* **Set exercise**
In the listing below, find every line with the string "Traffic" and pull it out.
::: Data section :::
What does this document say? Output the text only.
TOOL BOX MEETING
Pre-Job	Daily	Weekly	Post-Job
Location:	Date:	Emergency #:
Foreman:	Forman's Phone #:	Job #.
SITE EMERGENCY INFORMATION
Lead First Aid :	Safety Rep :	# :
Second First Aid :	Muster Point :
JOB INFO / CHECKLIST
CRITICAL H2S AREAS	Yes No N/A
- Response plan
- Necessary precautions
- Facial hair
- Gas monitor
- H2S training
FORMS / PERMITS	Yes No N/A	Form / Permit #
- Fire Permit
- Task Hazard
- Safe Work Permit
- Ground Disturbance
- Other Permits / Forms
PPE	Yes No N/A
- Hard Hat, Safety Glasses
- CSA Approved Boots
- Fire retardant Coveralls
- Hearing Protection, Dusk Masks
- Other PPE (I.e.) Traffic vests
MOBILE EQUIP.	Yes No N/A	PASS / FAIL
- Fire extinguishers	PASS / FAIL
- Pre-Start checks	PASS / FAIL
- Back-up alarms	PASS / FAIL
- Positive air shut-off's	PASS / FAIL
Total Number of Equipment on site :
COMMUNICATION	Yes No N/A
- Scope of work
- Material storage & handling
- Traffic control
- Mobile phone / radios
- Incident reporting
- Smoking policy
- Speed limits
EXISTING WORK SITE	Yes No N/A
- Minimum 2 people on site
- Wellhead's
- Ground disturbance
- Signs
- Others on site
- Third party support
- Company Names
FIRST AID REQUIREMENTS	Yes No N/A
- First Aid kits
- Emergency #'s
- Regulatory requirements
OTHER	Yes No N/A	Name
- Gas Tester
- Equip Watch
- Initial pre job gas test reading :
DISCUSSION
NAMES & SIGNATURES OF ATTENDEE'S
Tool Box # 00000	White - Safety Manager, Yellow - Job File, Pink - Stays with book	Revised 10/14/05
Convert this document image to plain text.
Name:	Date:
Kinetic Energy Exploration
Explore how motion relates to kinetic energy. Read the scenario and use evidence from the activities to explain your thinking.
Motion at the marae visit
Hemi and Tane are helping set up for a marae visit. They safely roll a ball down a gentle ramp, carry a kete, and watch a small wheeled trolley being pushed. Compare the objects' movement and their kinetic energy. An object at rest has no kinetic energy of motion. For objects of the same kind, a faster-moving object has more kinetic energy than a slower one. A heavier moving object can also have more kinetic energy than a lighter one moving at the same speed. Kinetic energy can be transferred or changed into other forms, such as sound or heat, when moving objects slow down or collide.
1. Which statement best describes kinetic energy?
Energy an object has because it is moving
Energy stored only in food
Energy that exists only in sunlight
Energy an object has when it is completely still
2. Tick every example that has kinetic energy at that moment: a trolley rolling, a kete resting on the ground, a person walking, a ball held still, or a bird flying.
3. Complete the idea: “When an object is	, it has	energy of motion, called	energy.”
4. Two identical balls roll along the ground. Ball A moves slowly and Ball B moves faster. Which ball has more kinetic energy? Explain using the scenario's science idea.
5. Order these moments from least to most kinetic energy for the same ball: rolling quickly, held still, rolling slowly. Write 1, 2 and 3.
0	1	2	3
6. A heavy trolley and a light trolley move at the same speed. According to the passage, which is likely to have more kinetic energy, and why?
:::
* **Exercise output**
- Other PPE (I.e.) Traffic vests
- Traffic control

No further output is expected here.